======== Gegebener Textauszug
Straßen, die man jahrelang notdürftig benutzt hat, werden plötzlich wichtig. Schlaglöcher werden aufgefüllt, schmale Passagen verbreitert, gefährliche Stellen gesichert. Steine und Geröll verschwinden. Umgestürzte Bäume werden weggeräumt. Wo der Weg abfällt, wird aufgeschüttet. Wo er sich hebt, wird eingeebnet. Nicht aus ästhetischen Gründen, sondern aus Notwendigkeit. Der Zug des Königs darf nicht stocken.

Auch im Land selbst wird aufgeräumt. Lokale Machthaber sorgen dafür, dass offene Konflikte beigelegt werden. Unruhe gilt als Gefahr. Aufstände, Streitigkeiten, Rechtsbrüche – alles, was Widerstand oder Verzögerung bedeutet, muss vorher geklärt sein. Der König kommt nicht in ein Chaos. Das Land passt sich an.

Niemand kam auf die Idee zu sagen: „Der König soll halt vorsichtig reisen.“ Oder: „Er wird schon irgendwie durchkommen.“ Die Logik war eindeutig: Wenn der König kommt, verändert sich nicht der König – sondern der Weg. Weg bereiten heißt, Hindernisse entfernen. Raum schaffen. Platz machen.
================
======== Bereitgestellte Daten
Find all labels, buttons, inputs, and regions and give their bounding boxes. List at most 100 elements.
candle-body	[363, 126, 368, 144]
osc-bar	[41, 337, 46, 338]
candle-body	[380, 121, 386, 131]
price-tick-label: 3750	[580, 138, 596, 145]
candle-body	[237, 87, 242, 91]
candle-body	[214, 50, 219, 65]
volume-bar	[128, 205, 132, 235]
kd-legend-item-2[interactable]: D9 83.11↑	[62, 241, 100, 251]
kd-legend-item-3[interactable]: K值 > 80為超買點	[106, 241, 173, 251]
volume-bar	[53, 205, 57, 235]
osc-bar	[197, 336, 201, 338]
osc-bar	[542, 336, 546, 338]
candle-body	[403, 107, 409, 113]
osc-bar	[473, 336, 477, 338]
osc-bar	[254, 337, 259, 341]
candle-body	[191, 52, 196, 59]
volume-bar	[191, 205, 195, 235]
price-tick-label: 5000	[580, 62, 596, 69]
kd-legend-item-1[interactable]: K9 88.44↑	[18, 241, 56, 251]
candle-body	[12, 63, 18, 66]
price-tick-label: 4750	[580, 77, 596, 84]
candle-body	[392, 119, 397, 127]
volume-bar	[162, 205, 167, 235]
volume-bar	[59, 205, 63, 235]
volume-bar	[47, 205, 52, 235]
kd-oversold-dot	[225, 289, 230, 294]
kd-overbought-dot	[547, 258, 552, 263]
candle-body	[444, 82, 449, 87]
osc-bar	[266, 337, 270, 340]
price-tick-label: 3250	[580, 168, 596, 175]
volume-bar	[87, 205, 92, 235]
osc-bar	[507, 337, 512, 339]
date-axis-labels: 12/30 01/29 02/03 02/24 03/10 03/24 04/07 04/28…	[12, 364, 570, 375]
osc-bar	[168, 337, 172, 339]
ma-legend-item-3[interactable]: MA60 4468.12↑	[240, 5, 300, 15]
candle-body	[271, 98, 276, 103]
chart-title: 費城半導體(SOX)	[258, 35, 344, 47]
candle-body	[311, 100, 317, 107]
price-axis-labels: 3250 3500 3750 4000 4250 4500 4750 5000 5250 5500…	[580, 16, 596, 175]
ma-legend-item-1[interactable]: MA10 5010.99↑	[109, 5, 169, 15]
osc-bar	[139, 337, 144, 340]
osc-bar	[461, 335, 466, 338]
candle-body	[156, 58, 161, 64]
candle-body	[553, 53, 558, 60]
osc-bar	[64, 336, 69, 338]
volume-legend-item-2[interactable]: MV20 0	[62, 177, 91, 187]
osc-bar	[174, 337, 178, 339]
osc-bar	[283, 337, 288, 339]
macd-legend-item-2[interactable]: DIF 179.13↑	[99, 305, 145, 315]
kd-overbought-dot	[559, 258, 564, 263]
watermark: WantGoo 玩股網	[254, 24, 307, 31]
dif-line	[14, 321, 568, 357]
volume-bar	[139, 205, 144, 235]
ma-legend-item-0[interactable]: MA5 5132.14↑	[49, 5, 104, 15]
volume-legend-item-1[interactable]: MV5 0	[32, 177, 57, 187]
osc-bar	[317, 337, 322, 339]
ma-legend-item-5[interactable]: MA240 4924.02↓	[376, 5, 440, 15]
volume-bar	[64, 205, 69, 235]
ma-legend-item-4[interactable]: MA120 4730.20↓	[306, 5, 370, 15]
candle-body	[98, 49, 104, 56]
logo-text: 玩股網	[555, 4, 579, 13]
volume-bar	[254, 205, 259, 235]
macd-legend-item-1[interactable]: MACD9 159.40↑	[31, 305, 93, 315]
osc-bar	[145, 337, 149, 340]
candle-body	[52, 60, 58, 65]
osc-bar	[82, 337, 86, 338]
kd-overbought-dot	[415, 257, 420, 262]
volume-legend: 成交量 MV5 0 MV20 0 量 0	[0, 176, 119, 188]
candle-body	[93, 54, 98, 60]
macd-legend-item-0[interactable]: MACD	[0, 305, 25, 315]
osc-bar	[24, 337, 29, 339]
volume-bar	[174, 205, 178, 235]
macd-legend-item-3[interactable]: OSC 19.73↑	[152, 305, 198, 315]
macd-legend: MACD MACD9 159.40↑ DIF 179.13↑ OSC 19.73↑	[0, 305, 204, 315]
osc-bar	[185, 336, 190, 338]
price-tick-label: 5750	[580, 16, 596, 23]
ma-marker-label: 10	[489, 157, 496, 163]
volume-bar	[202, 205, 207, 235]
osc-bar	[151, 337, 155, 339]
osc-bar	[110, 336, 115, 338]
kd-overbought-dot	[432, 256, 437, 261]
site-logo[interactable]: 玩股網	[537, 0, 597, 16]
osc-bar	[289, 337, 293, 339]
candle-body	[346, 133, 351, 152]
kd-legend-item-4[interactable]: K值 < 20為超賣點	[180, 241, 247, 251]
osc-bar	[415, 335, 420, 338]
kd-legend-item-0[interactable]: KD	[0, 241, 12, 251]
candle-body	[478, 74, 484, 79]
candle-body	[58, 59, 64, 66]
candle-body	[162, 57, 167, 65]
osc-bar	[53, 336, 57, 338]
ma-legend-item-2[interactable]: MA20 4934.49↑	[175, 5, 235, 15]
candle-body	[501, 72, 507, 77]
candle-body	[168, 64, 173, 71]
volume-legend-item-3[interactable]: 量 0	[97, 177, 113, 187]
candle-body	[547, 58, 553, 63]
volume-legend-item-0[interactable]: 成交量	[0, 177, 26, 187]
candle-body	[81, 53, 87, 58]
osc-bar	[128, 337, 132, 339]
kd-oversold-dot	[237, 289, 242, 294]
================
→ **Schriftlicher Auftrag 1**
Wofür sorgen lokale Machthaber laut dem Textauszug über die Wegbereitung für den König?
→ **Schriftlicher Auftrag 2**
Nenne alle Dinge, die der Textauszug über die Wegbereitung für den König unter „alles, was Widerstand oder Verzögerung bedeutet“ zusammenfasst.
→ **Schriftlicher Auftrag 3**
Führe den Textauszug über die Wegbereitung für den König im selben Stil weiter, beginnend nach dem Satz „Platz machen.“

→ **Antwort 1**
Sie sorgen dafür, dass offene Konflikte beigelegt werden.

→ **Antwort 2**
Aufstände, Streitigkeiten, Rechtsbrüche

→ **Antwort 3**
Mit genau diesem Bild beginnt Jesaja Kapitel 40: „Bereitet dem Herrn den Weg.“ Seine Worte fallen nicht in eine Zeit religiöser Hochstimmung, sondern in einer Zeit der Depression. Israel ist besiegt, deportiert, entwurzelt. Der Tempel zerstört. Alles ist weg, was Sicherheit gegeben hat – Land, Nation, König, Kult. Die großen Sicherheiten sind verloren. Viele fragen nicht mehr, wie man Gott dienen soll, sondern ob er überhaupt noch kommt.

Und genau dort sagt Jesaja: Gott kommt. Nicht weil das Volk irgendwas Großartiges geleistet hat, sondern weil Gott sich selbst auf den Weg zu seinem Volk macht. Darum ruft der Text des Jesaja uns zu: „Bereitet den Weg“. Nicht durch moralische Anstrengung, sondern durch Freiräumen. Alles, was den Zugang blockiert, muss weg.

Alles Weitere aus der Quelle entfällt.